Images are not part of the copy; transcribe all the data exactly.

-- start of SUPPLIED DATA --

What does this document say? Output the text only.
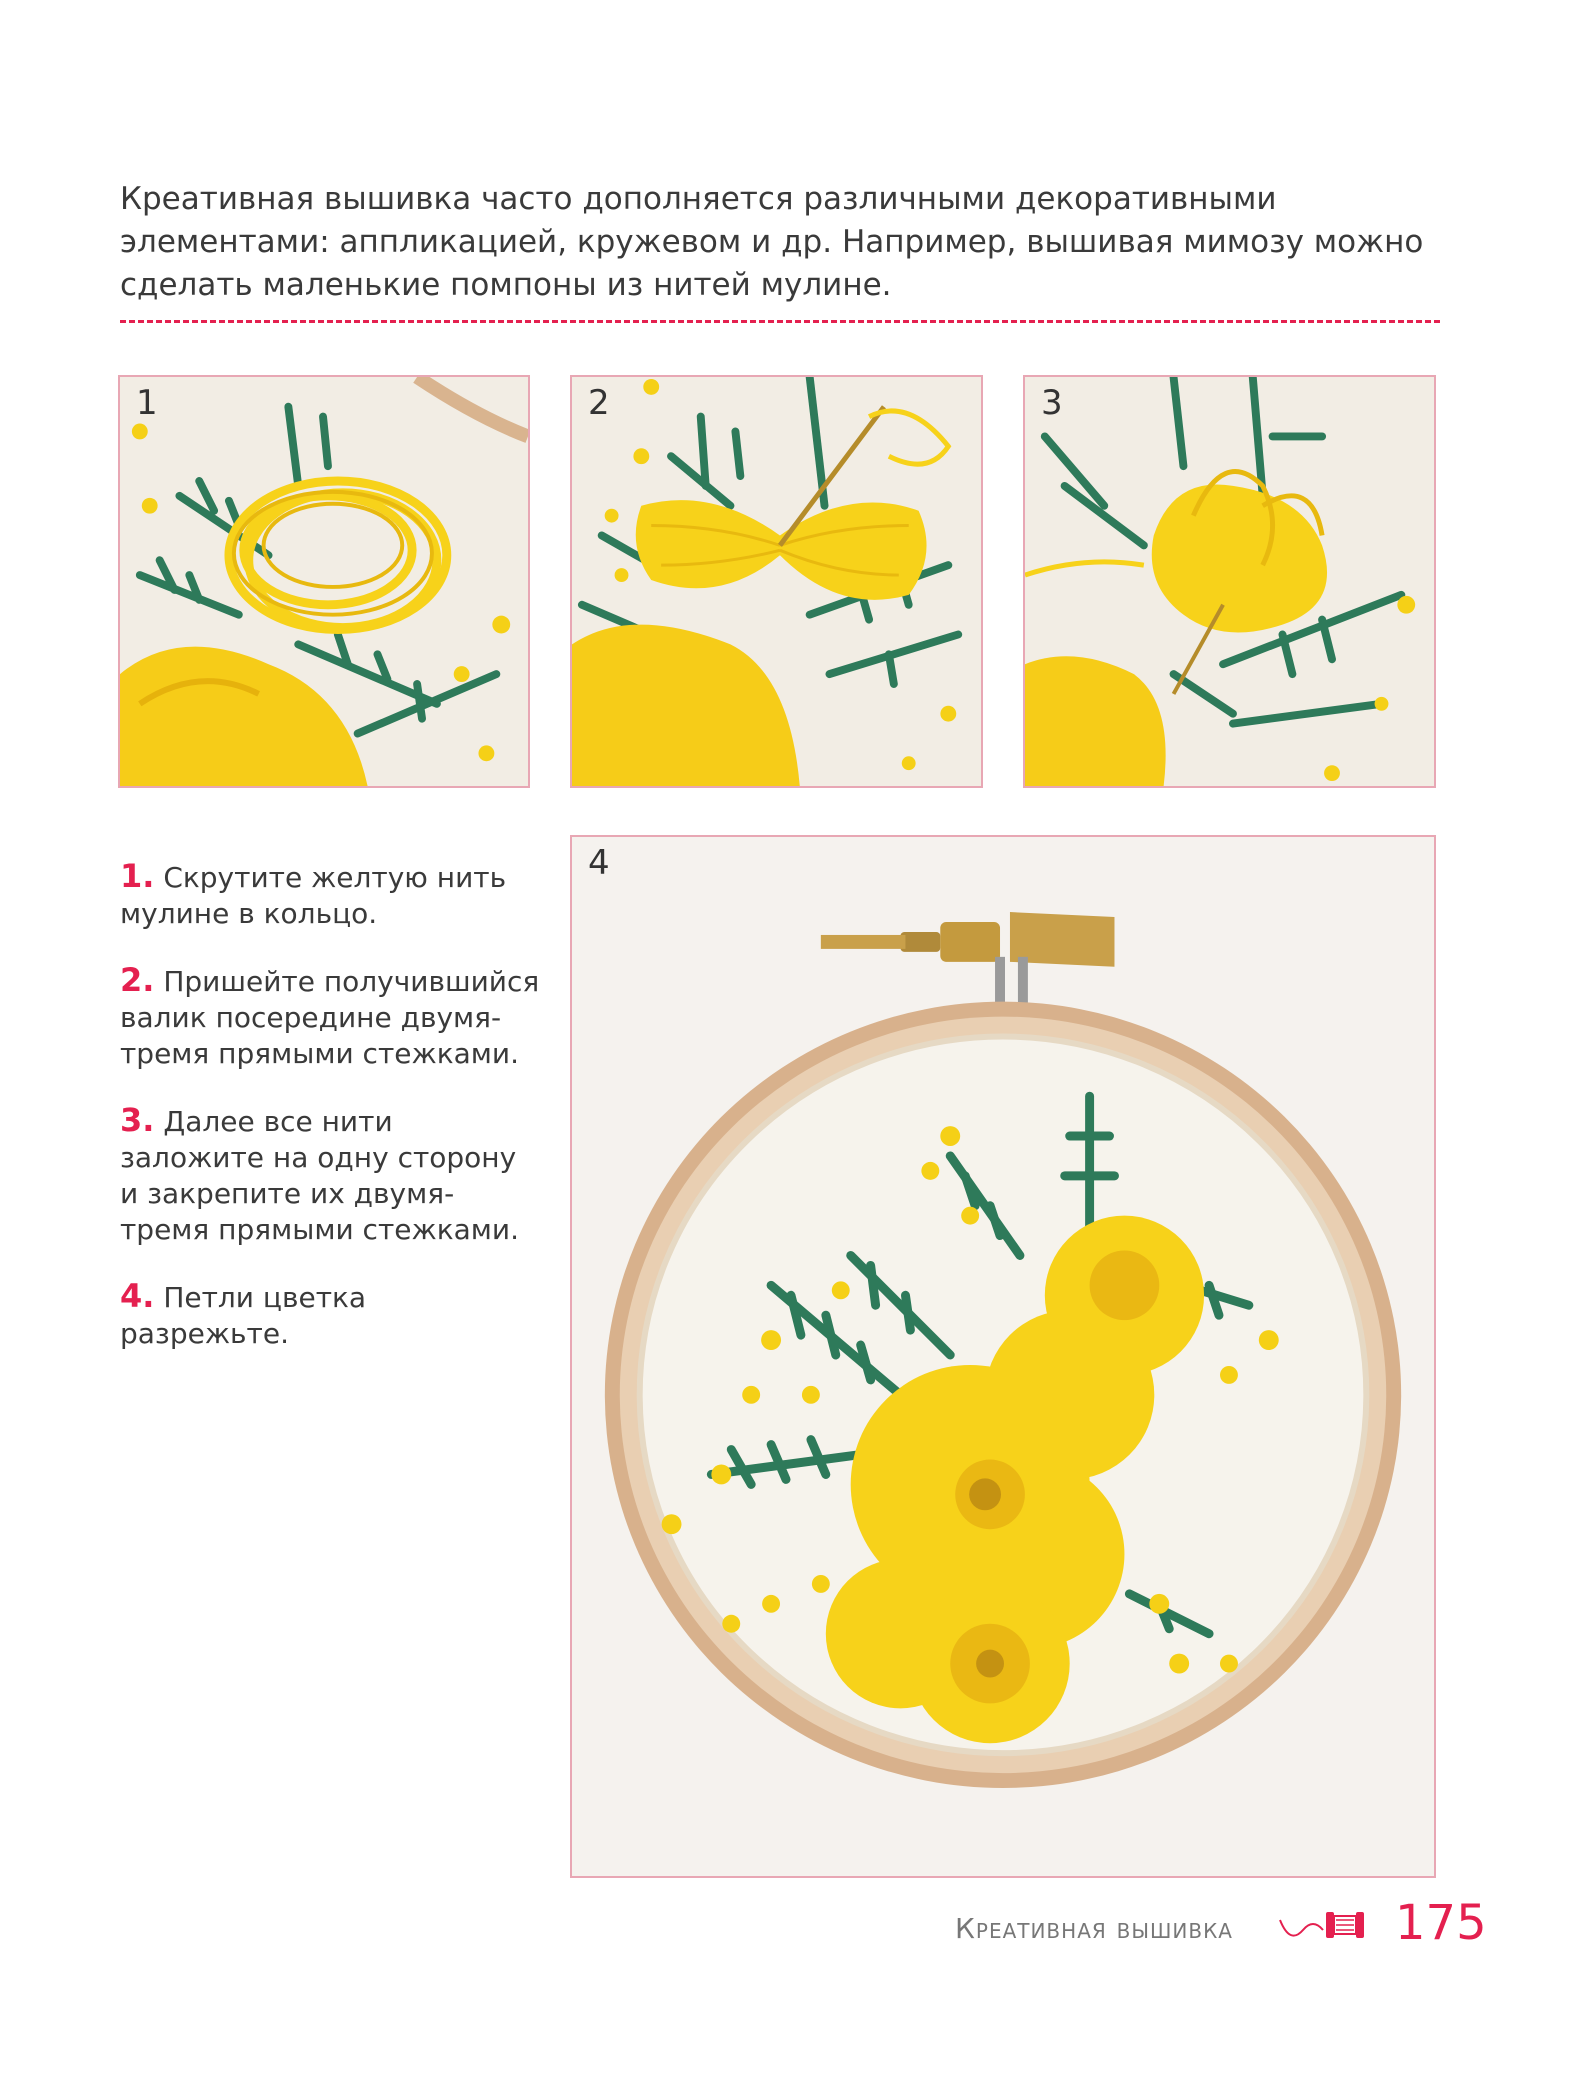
Креативная вышивка часто дополняется различными декоративными элементами: аппликацией, кружевом и др. Например, вышивая мимозу можно сделать маленькие помпоны из нитей мулине.

1	2	3

1. Скрутите желтую нить мулине в кольцо.

2. Пришейте получившийся валик посередине двумя-тремя прямыми стежками.

3. Далее все нити заложите на одну сторону и закрепите их двумя-тремя прямыми стежками.

4. Петли цветка разрежьте.

4
Креативная вышивка	175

-- end of SUPPLIED DATA --

TASK ANSWER.
What does this document say? Output the text only.
Креативная вышивка часто дополняется различными декоративными элементами: аппликацией, кружевом и др. Например, вышивая мимозу можно сделать маленькие помпоны из нитей мулине.

1	2	3

1. Скрутите желтую нить мулине в кольцо.

2. Пришейте получившийся валик посередине двумя-тремя прямыми стежками.

3. Далее все нити заложите на одну сторону и закрепите их двумя-тремя прямыми стежками.

4. Петли цветка разрежьте.

4
Креативная вышивка	175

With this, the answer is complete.